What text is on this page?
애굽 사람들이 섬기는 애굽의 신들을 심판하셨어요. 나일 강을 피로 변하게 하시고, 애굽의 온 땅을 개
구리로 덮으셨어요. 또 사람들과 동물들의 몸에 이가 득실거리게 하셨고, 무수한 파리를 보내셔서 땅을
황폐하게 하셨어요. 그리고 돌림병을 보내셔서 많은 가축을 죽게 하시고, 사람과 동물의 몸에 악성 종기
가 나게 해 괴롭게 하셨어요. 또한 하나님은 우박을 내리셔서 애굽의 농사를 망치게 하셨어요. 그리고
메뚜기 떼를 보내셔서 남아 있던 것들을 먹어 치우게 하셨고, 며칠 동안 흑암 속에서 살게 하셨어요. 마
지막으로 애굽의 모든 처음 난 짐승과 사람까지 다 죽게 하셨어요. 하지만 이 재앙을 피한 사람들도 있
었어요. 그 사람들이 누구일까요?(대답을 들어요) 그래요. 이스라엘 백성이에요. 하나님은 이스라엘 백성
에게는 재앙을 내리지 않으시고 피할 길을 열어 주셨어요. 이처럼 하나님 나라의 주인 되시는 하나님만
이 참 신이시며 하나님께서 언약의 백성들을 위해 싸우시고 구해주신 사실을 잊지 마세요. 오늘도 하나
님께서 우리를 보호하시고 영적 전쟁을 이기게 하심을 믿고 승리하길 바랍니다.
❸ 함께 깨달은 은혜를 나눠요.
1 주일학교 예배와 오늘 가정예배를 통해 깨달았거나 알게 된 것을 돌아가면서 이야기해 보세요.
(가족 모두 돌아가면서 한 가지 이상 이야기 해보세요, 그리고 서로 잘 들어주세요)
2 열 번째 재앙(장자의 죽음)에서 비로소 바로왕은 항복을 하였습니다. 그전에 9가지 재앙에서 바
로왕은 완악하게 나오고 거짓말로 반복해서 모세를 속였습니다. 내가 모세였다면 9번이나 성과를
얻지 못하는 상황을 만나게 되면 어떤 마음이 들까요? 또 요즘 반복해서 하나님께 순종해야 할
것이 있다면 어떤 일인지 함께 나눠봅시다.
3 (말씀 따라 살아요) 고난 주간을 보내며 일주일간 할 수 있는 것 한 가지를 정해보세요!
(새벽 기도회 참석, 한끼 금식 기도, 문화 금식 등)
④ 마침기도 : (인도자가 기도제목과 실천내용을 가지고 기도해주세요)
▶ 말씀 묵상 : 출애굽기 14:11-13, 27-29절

◆ **Set exercise**: Where a line contains the string "보내셔서", extract that line.

◆ **Answer for this exercise**:
구리로 덮으셨어요. 또 사람들과 동물들의 몸에 이가 득실거리게 하셨고, 무수한 파리를 보내셔서 땅을
황폐하게 하셨어요. 그리고 돌림병을 보내셔서 많은 가축을 죽게 하시고, 사람과 동물의 몸에 악성 종기
메뚜기 떼를 보내셔서 남아 있던 것들을 먹어 치우게 하셨고, 며칠 동안 흑암 속에서 살게 하셨어요. 마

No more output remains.